= Work to do =
Without the images, print all the entries below exactly as given.

= Provided material =
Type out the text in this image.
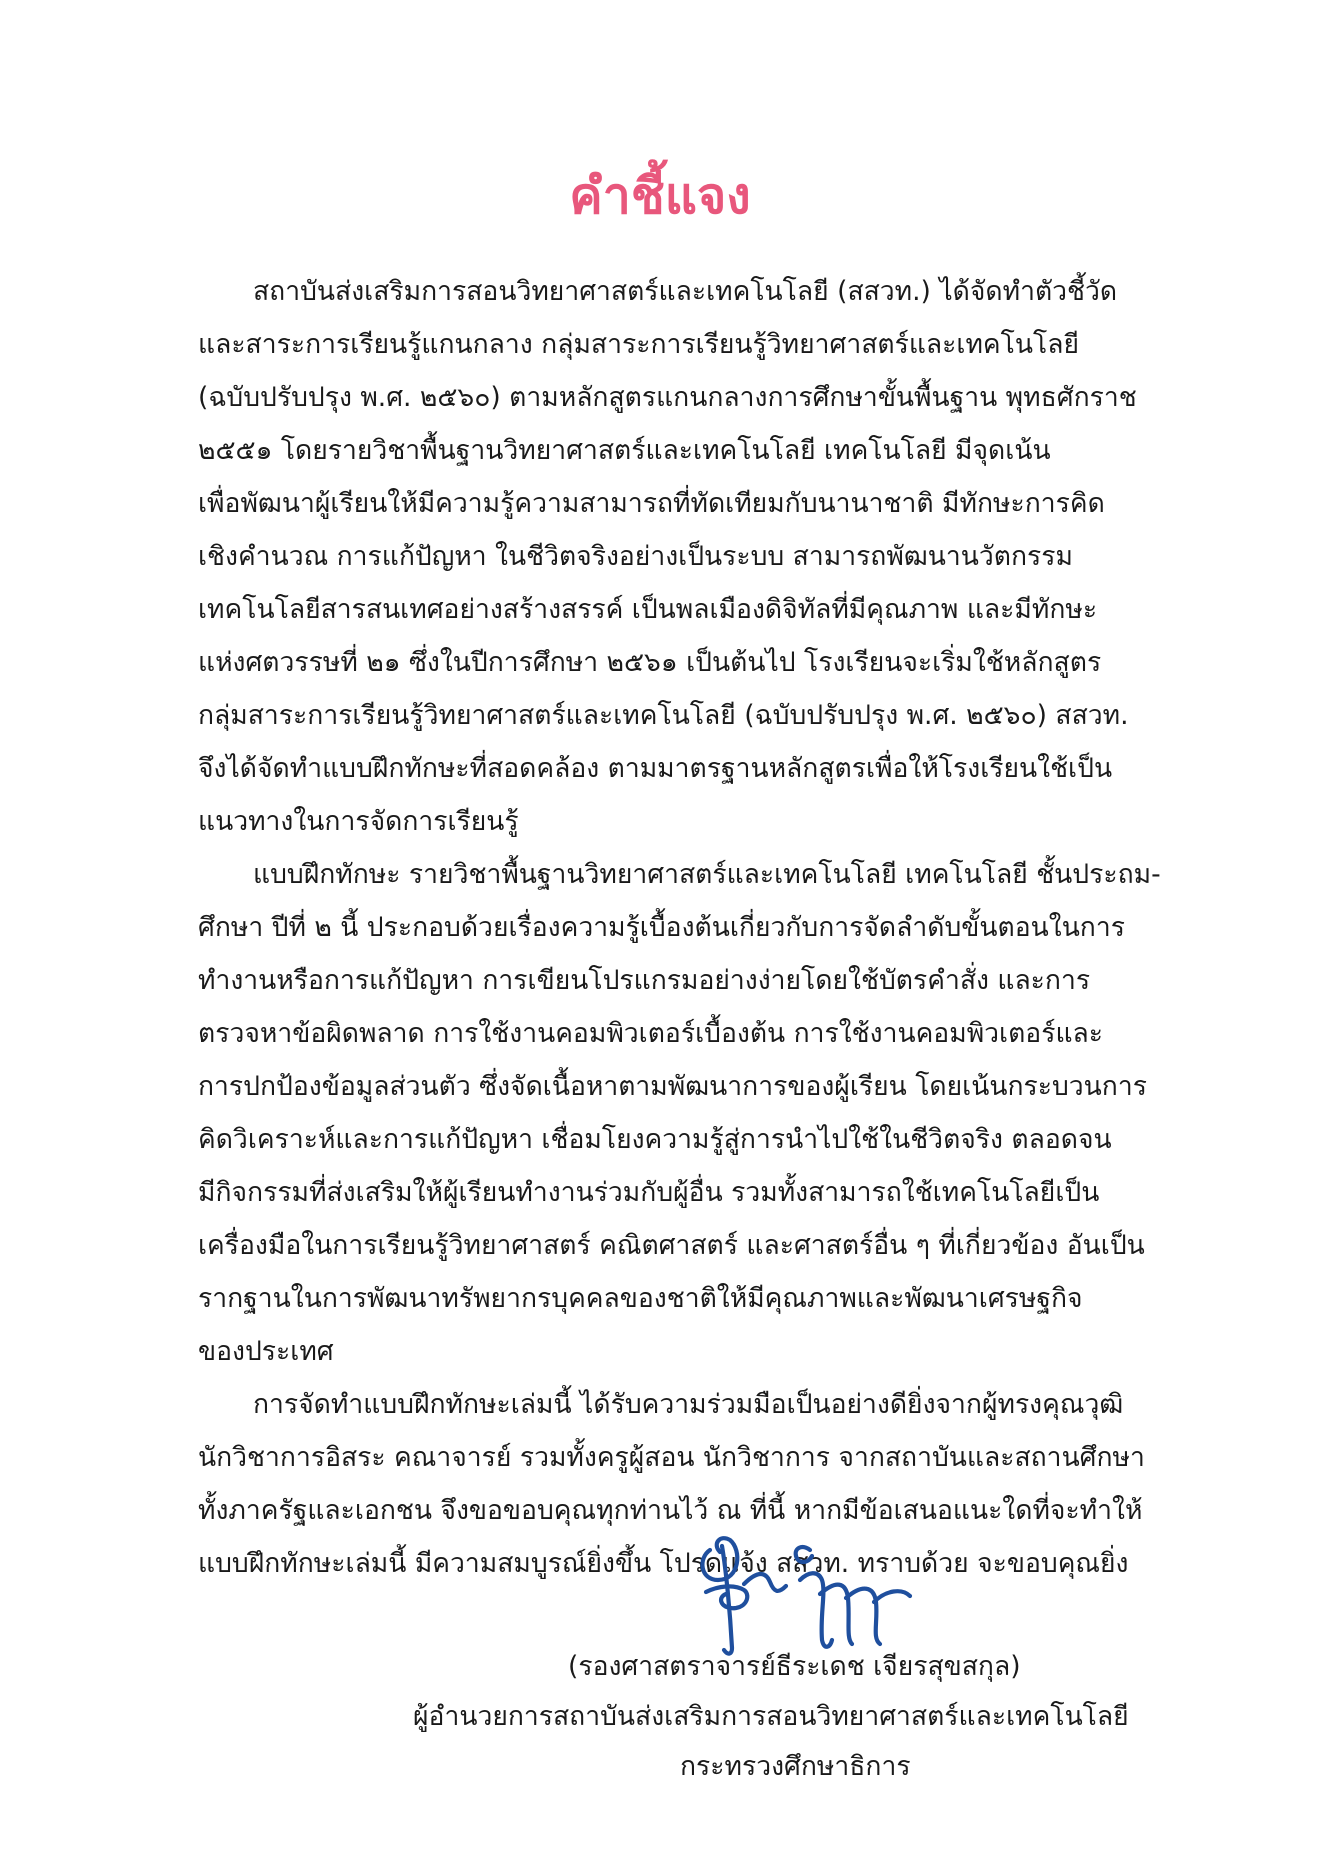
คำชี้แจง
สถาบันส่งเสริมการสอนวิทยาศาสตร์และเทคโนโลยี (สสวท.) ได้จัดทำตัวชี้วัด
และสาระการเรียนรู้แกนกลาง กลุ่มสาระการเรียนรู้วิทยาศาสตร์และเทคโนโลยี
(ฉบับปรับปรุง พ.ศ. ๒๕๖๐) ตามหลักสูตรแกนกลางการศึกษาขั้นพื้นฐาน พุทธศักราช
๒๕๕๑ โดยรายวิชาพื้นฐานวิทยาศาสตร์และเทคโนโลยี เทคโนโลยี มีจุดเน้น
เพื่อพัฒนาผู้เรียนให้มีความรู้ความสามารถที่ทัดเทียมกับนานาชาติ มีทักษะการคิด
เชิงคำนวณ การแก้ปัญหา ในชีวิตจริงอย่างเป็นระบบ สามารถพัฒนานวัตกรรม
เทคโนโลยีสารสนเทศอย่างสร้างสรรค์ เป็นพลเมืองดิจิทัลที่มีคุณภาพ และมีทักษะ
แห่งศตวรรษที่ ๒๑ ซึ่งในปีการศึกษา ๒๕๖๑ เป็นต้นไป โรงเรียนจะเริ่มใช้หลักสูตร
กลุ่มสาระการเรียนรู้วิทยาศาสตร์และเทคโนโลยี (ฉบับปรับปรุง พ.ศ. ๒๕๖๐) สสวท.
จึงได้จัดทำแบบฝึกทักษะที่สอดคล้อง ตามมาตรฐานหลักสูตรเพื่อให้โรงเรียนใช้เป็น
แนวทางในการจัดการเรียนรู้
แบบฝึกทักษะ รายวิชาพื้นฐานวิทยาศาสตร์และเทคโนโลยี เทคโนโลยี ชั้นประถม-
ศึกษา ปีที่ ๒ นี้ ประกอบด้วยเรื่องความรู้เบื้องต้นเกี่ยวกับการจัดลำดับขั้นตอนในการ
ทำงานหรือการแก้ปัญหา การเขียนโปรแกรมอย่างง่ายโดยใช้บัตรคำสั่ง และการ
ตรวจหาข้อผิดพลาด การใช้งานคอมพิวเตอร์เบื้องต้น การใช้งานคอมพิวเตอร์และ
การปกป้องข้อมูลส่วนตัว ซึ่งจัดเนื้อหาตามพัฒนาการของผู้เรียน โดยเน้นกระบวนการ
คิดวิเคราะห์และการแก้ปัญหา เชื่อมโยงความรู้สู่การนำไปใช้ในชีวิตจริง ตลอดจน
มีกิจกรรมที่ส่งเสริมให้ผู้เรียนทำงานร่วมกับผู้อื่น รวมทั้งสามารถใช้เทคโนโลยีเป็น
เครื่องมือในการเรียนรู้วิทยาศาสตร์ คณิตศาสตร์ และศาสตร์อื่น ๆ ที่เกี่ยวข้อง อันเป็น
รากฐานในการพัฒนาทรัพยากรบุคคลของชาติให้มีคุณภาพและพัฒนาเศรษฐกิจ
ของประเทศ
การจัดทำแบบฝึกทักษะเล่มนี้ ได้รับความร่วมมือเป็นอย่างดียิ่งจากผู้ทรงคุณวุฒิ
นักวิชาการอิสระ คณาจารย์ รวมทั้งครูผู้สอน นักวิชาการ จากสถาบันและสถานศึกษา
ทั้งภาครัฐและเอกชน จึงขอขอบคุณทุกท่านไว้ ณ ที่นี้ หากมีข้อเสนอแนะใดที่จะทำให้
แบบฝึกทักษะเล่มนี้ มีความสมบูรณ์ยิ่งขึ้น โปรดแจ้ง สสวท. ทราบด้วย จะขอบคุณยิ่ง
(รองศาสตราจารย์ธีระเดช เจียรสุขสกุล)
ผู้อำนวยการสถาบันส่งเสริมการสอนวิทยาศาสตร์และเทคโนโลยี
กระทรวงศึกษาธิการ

= Problem solution =
Type out the text in this image.
คำชี้แจง
สถาบันส่งเสริมการสอนวิทยาศาสตร์และเทคโนโลยี (สสวท.) ได้จัดทำตัวชี้วัด
และสาระการเรียนรู้แกนกลาง กลุ่มสาระการเรียนรู้วิทยาศาสตร์และเทคโนโลยี
(ฉบับปรับปรุง พ.ศ. ๒๕๖๐) ตามหลักสูตรแกนกลางการศึกษาขั้นพื้นฐาน พุทธศักราช
๒๕๕๑ โดยรายวิชาพื้นฐานวิทยาศาสตร์และเทคโนโลยี เทคโนโลยี มีจุดเน้น
เพื่อพัฒนาผู้เรียนให้มีความรู้ความสามารถที่ทัดเทียมกับนานาชาติ มีทักษะการคิด
เชิงคำนวณ การแก้ปัญหา ในชีวิตจริงอย่างเป็นระบบ สามารถพัฒนานวัตกรรม
เทคโนโลยีสารสนเทศอย่างสร้างสรรค์ เป็นพลเมืองดิจิทัลที่มีคุณภาพ และมีทักษะ
แห่งศตวรรษที่ ๒๑ ซึ่งในปีการศึกษา ๒๕๖๑ เป็นต้นไป โรงเรียนจะเริ่มใช้หลักสูตร
กลุ่มสาระการเรียนรู้วิทยาศาสตร์และเทคโนโลยี (ฉบับปรับปรุง พ.ศ. ๒๕๖๐) สสวท.
จึงได้จัดทำแบบฝึกทักษะที่สอดคล้อง ตามมาตรฐานหลักสูตรเพื่อให้โรงเรียนใช้เป็น
แนวทางในการจัดการเรียนรู้
แบบฝึกทักษะ รายวิชาพื้นฐานวิทยาศาสตร์และเทคโนโลยี เทคโนโลยี ชั้นประถม-
ศึกษา ปีที่ ๒ นี้ ประกอบด้วยเรื่องความรู้เบื้องต้นเกี่ยวกับการจัดลำดับขั้นตอนในการ
ทำงานหรือการแก้ปัญหา การเขียนโปรแกรมอย่างง่ายโดยใช้บัตรคำสั่ง และการ
ตรวจหาข้อผิดพลาด การใช้งานคอมพิวเตอร์เบื้องต้น การใช้งานคอมพิวเตอร์และ
การปกป้องข้อมูลส่วนตัว ซึ่งจัดเนื้อหาตามพัฒนาการของผู้เรียน โดยเน้นกระบวนการ
คิดวิเคราะห์และการแก้ปัญหา เชื่อมโยงความรู้สู่การนำไปใช้ในชีวิตจริง ตลอดจน
มีกิจกรรมที่ส่งเสริมให้ผู้เรียนทำงานร่วมกับผู้อื่น รวมทั้งสามารถใช้เทคโนโลยีเป็น
เครื่องมือในการเรียนรู้วิทยาศาสตร์ คณิตศาสตร์ และศาสตร์อื่น ๆ ที่เกี่ยวข้อง อันเป็น
รากฐานในการพัฒนาทรัพยากรบุคคลของชาติให้มีคุณภาพและพัฒนาเศรษฐกิจ
ของประเทศ
การจัดทำแบบฝึกทักษะเล่มนี้ ได้รับความร่วมมือเป็นอย่างดียิ่งจากผู้ทรงคุณวุฒิ
นักวิชาการอิสระ คณาจารย์ รวมทั้งครูผู้สอน นักวิชาการ จากสถาบันและสถานศึกษา
ทั้งภาครัฐและเอกชน จึงขอขอบคุณทุกท่านไว้ ณ ที่นี้ หากมีข้อเสนอแนะใดที่จะทำให้
แบบฝึกทักษะเล่มนี้ มีความสมบูรณ์ยิ่งขึ้น โปรดแจ้ง สสวท. ทราบด้วย จะขอบคุณยิ่ง
(รองศาสตราจารย์ธีระเดช เจียรสุขสกุล)
ผู้อำนวยการสถาบันส่งเสริมการสอนวิทยาศาสตร์และเทคโนโลยี
กระทรวงศึกษาธิการ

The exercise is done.